§ **What you need to do**
Read the records and gather each line that includes "structure".

§ **Data lines**
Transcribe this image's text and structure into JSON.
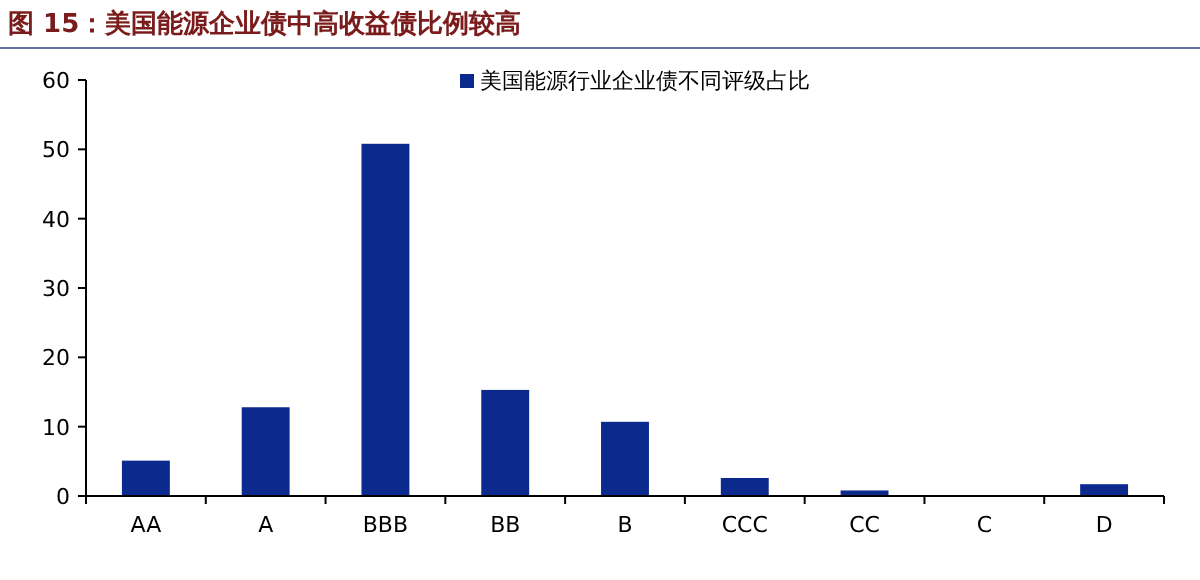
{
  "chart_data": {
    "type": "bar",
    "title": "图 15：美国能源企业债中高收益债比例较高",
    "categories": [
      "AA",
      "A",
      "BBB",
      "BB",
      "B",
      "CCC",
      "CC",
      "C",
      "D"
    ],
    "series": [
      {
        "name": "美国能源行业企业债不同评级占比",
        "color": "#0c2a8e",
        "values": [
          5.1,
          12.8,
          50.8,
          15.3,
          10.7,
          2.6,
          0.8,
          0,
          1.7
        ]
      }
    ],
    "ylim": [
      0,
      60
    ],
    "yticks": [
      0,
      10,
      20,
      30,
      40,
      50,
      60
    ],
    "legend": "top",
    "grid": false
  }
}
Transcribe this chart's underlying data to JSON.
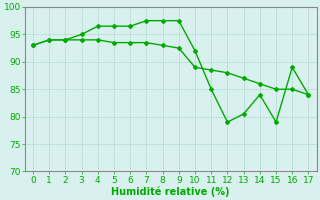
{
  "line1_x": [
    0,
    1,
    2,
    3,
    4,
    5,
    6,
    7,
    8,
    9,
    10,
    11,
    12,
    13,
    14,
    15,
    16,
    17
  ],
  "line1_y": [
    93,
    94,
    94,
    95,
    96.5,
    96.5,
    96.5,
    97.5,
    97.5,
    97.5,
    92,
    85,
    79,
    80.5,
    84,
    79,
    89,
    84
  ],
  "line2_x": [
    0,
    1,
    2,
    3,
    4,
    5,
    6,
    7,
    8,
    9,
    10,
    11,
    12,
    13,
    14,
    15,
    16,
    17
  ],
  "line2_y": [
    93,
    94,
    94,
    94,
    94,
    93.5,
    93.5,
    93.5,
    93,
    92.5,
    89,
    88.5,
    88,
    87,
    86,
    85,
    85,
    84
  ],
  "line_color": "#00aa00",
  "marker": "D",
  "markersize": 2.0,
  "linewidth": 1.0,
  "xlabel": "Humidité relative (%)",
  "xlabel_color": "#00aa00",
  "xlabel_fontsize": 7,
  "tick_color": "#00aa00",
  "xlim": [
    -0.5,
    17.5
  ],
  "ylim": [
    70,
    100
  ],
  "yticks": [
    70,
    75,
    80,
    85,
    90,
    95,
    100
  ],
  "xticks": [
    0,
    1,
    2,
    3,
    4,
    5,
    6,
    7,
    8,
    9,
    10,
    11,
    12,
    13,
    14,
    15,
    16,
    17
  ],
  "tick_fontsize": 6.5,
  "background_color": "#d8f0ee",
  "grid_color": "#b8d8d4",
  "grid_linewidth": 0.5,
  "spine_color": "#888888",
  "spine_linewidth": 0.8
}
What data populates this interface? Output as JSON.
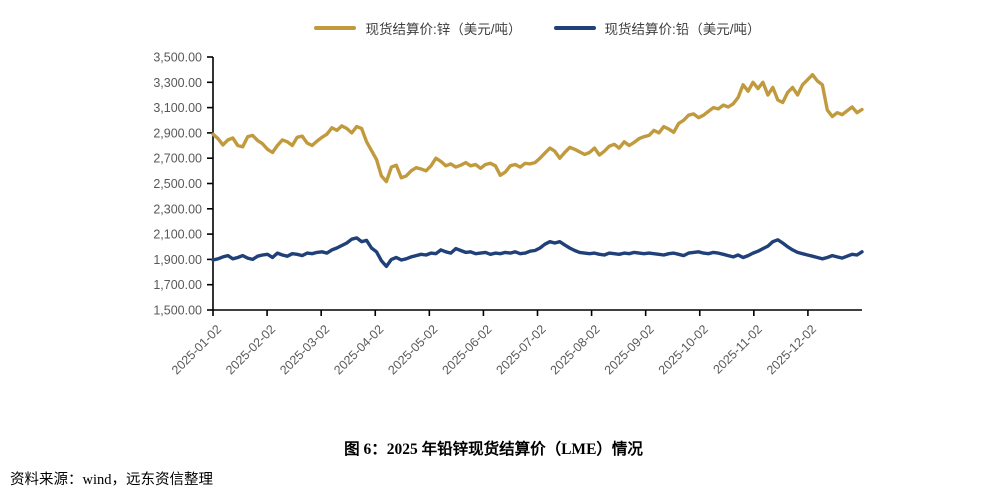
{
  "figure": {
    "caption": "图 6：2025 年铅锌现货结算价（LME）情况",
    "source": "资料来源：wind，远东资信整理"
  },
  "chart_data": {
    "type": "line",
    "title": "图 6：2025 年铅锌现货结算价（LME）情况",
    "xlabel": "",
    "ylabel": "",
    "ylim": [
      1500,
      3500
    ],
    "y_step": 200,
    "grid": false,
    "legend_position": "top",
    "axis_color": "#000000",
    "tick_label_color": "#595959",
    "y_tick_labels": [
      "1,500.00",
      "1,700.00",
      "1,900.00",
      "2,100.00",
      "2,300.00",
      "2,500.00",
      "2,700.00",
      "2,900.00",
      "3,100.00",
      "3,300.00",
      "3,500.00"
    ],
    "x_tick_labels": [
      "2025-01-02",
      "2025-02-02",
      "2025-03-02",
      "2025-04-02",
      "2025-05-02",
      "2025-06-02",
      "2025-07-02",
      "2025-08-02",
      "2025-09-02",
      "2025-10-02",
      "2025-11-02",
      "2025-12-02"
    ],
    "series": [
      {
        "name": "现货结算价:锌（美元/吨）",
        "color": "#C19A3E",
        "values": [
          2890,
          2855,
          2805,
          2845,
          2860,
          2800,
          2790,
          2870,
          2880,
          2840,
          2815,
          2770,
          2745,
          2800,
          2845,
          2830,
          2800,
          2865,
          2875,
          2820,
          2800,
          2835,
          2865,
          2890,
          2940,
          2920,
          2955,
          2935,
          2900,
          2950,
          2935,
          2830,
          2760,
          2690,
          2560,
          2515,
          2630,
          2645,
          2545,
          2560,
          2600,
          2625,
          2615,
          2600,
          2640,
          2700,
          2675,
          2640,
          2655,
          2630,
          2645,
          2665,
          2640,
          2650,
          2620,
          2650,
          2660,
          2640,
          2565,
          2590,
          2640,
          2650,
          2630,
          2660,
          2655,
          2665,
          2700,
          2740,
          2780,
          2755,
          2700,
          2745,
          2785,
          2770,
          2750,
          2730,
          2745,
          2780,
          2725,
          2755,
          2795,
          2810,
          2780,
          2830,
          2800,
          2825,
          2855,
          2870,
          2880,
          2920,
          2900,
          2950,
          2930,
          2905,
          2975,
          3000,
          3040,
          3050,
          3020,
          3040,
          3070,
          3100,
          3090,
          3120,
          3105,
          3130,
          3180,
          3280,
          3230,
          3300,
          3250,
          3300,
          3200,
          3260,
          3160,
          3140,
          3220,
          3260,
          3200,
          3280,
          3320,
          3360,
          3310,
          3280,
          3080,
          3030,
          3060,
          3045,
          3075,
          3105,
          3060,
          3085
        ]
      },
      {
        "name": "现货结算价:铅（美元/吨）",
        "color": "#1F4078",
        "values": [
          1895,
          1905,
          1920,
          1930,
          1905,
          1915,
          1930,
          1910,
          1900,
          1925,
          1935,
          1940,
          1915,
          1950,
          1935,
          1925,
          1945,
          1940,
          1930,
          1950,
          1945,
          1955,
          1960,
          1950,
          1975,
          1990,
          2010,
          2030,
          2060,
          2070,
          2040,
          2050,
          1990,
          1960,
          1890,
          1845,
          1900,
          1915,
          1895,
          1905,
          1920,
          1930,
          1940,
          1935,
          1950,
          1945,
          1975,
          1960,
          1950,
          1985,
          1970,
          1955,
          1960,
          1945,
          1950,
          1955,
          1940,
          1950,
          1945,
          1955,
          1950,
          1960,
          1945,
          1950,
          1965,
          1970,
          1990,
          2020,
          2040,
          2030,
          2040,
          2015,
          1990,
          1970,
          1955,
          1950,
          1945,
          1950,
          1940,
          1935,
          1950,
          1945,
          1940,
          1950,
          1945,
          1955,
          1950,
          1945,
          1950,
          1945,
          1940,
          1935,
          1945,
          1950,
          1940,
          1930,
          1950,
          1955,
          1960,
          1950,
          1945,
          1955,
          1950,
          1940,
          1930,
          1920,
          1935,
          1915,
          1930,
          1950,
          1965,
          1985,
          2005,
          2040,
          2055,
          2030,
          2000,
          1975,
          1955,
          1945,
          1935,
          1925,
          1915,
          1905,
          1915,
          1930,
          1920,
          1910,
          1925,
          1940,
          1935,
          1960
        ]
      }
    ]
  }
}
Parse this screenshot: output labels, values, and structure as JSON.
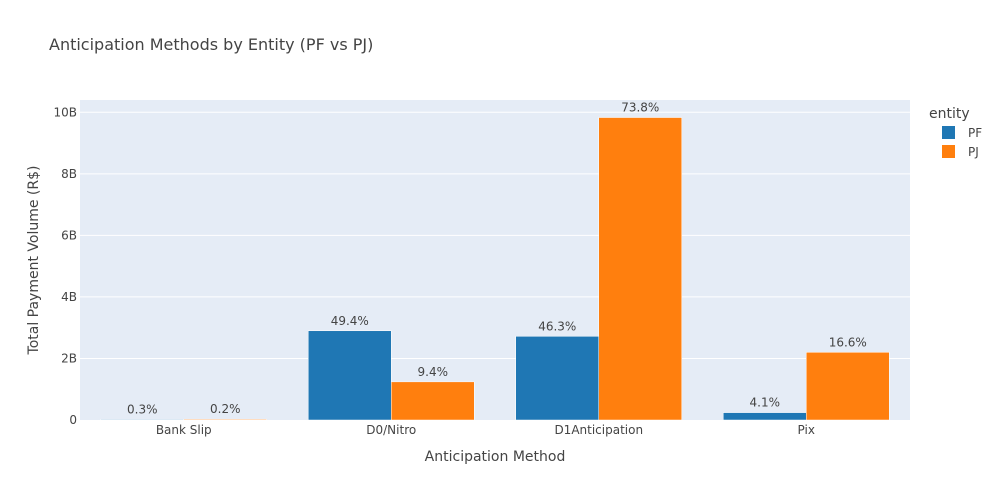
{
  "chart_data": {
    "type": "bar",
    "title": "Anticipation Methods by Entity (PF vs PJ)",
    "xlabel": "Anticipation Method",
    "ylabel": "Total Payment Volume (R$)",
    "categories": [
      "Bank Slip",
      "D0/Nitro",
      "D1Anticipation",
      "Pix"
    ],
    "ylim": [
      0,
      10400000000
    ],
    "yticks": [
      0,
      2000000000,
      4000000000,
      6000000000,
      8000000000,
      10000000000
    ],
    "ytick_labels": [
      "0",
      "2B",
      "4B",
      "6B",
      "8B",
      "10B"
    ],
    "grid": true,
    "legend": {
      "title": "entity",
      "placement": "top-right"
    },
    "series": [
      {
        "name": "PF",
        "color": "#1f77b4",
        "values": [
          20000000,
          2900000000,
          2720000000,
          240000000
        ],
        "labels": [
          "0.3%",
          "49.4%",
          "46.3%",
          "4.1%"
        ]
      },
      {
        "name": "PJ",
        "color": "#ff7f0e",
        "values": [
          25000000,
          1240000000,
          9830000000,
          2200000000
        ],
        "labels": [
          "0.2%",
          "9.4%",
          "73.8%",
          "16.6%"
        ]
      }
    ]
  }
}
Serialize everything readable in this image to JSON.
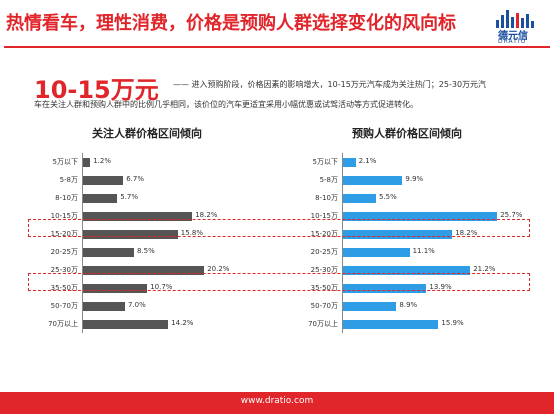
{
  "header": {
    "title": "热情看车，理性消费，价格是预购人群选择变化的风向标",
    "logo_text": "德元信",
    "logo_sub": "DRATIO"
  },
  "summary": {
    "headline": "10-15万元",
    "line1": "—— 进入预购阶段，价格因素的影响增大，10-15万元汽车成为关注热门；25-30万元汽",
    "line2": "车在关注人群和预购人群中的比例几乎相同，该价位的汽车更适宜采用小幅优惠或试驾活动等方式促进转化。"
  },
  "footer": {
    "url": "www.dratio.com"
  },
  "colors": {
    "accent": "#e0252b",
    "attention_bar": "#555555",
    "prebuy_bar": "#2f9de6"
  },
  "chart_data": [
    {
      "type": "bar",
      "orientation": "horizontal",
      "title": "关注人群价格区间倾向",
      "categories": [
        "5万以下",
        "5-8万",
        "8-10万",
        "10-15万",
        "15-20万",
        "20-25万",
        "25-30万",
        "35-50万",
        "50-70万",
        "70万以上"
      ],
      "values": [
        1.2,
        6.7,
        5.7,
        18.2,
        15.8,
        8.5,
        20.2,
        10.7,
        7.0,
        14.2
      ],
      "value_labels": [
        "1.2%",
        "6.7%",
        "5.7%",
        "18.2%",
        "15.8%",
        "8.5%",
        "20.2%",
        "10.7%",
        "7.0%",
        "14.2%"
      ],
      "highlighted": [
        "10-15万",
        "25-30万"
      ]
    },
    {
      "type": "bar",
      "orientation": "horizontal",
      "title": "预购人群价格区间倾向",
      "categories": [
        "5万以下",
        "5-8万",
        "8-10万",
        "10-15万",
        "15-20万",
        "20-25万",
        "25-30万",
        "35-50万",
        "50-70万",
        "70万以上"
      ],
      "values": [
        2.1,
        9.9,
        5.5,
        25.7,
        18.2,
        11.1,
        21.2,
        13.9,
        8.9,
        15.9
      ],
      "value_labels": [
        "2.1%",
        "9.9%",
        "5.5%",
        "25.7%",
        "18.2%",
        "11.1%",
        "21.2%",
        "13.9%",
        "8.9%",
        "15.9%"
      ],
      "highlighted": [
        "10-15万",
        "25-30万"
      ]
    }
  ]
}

§ **Reply to the task**
Transcribe this image's text and structure into JSON.
Parse this screenshot: output labels, values, and structure as JSON.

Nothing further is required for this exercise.